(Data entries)
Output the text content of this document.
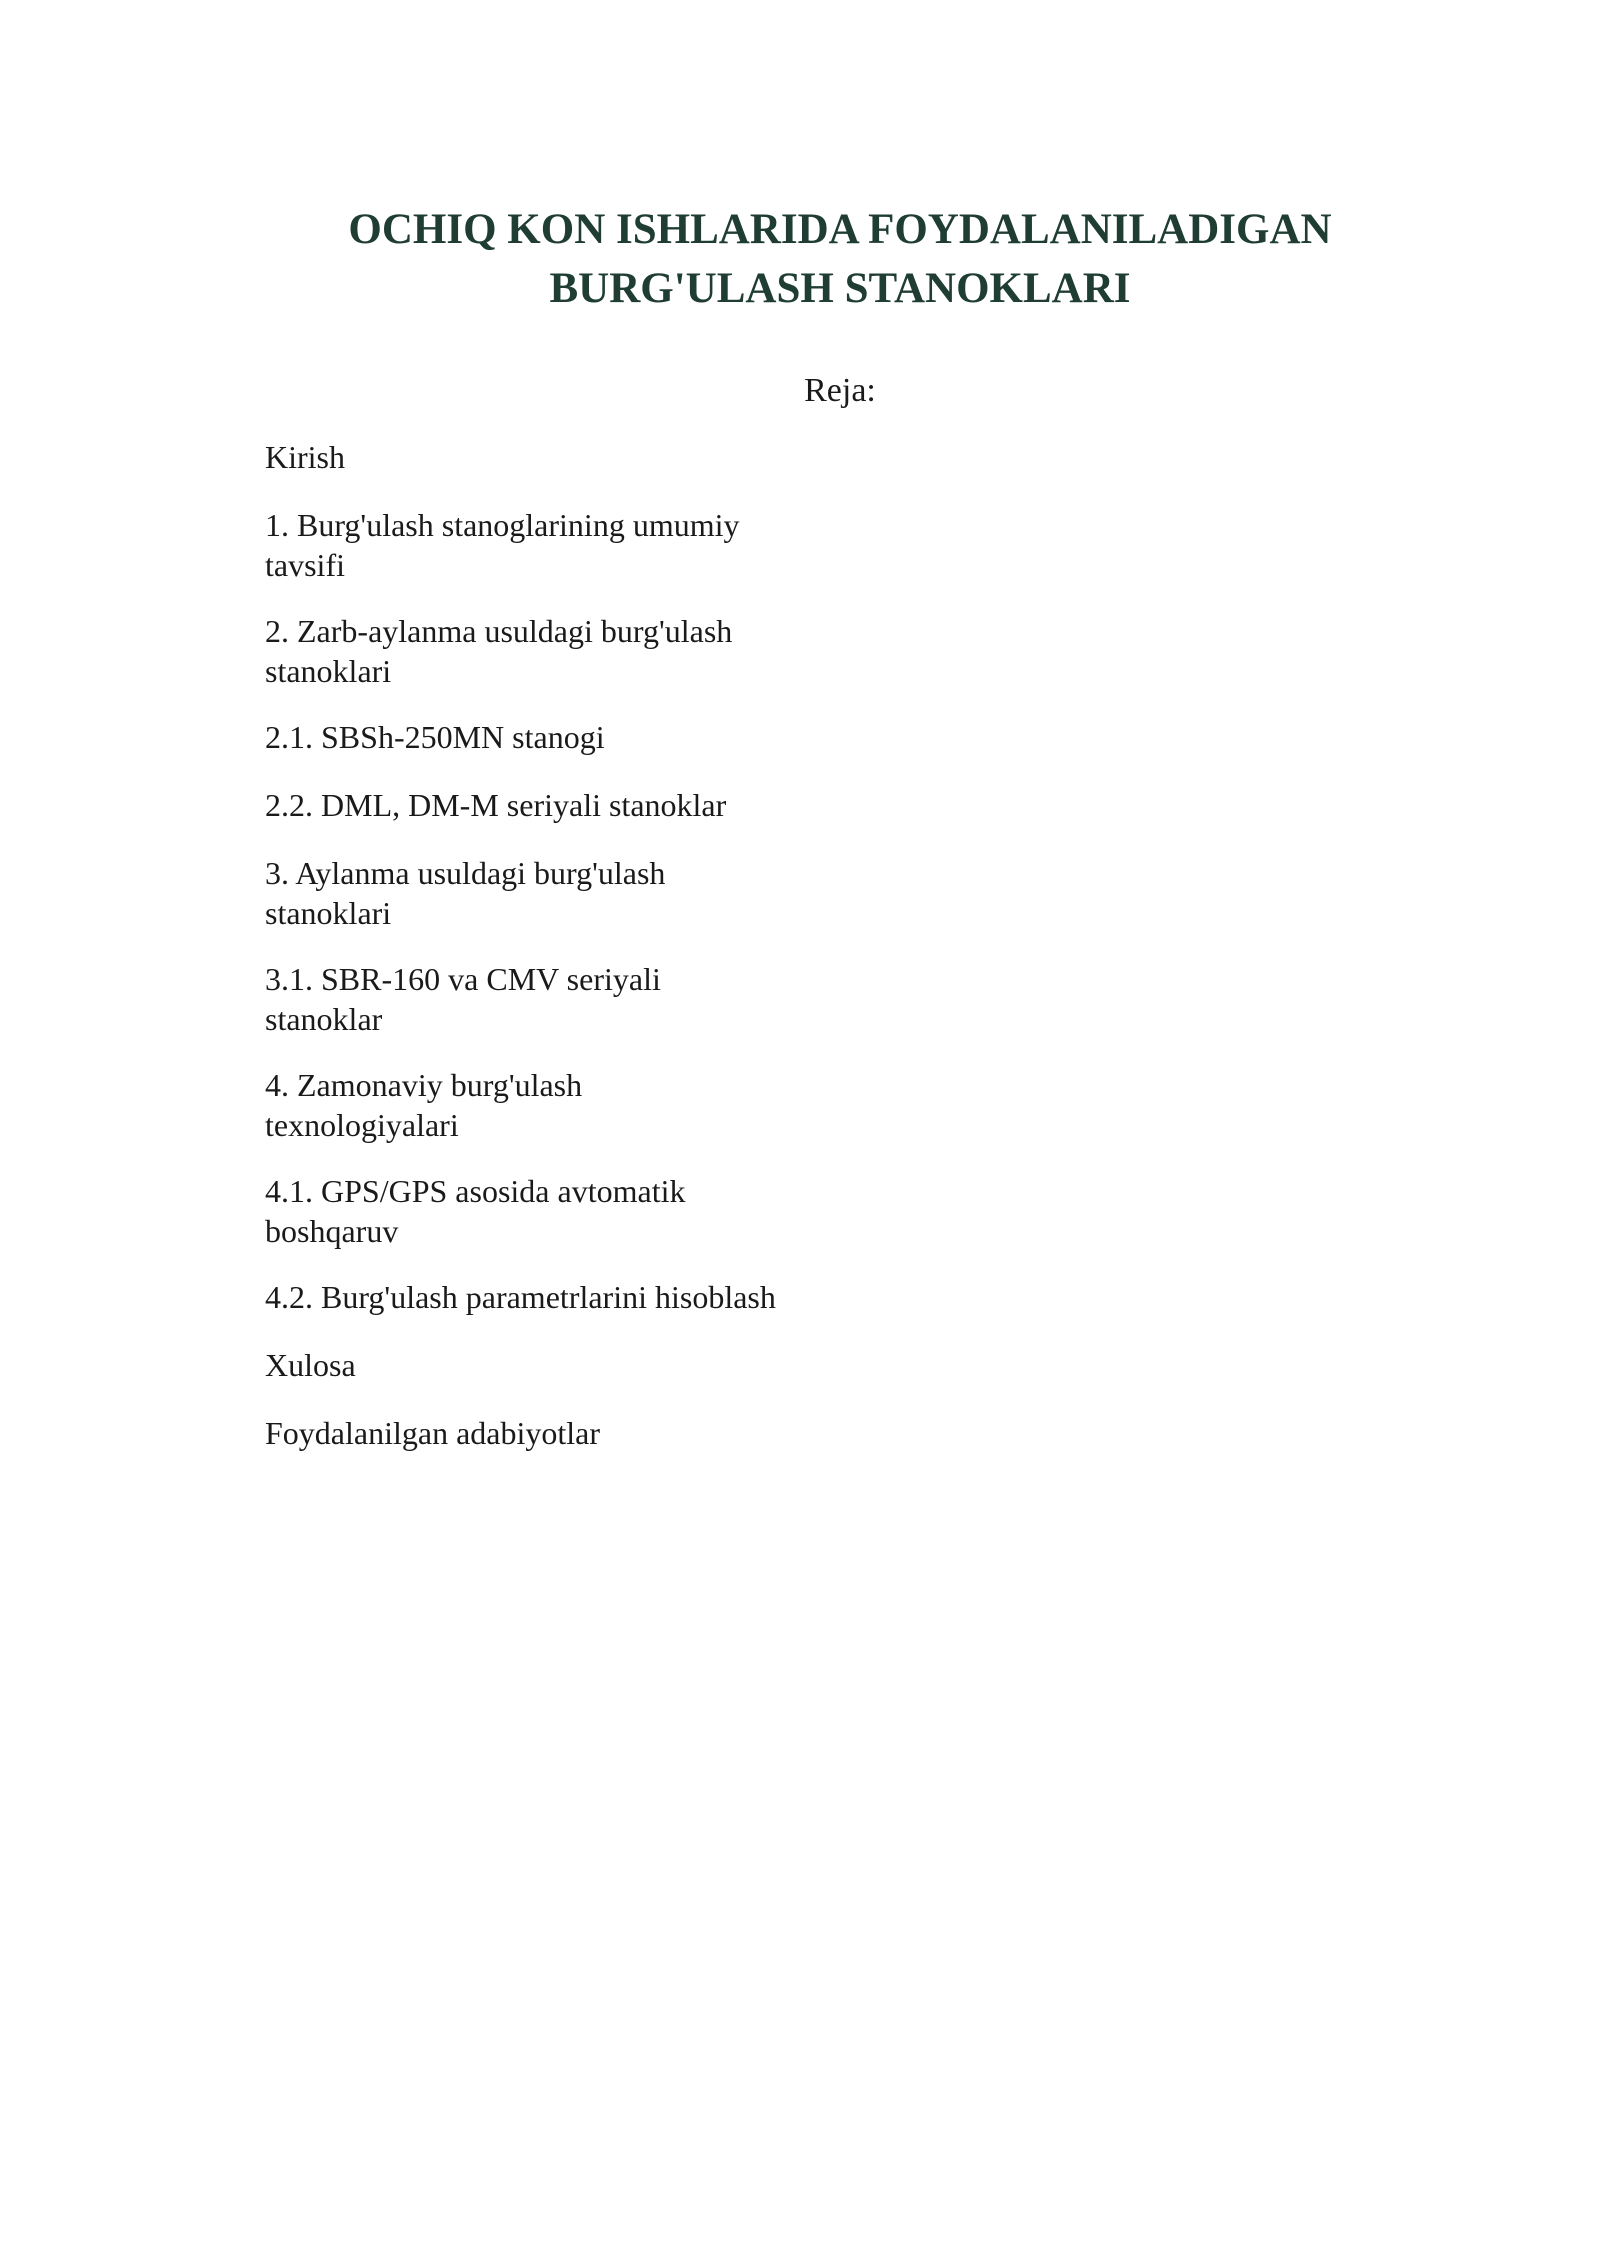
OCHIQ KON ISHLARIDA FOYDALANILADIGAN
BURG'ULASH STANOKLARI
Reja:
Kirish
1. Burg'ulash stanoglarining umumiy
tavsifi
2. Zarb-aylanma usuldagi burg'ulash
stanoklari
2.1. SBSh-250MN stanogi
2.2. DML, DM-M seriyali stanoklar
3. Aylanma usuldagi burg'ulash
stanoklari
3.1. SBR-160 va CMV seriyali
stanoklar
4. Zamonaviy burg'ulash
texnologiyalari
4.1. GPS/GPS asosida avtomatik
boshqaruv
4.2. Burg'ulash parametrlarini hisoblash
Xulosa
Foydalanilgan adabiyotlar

--

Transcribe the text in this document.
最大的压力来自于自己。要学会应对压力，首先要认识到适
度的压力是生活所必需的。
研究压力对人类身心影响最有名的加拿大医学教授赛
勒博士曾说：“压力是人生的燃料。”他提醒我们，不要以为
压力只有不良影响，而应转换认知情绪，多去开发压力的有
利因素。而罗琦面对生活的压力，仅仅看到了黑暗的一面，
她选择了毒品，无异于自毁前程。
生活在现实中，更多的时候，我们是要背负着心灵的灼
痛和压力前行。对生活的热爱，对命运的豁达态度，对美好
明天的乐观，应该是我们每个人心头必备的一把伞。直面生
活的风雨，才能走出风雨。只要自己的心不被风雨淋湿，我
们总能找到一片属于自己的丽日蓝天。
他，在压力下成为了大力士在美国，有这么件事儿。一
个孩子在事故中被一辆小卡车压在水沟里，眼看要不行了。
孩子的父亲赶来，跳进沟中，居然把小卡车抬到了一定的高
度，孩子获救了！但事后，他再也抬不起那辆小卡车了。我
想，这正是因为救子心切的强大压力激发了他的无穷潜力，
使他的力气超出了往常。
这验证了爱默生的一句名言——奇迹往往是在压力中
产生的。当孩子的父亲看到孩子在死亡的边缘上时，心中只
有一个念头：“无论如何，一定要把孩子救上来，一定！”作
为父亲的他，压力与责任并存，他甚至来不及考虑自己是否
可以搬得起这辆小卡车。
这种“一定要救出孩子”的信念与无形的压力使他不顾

Task instructions
Extract all lines of the records above that include "document".

Full output
Output the text content of this document.
Transcribe the text in this document.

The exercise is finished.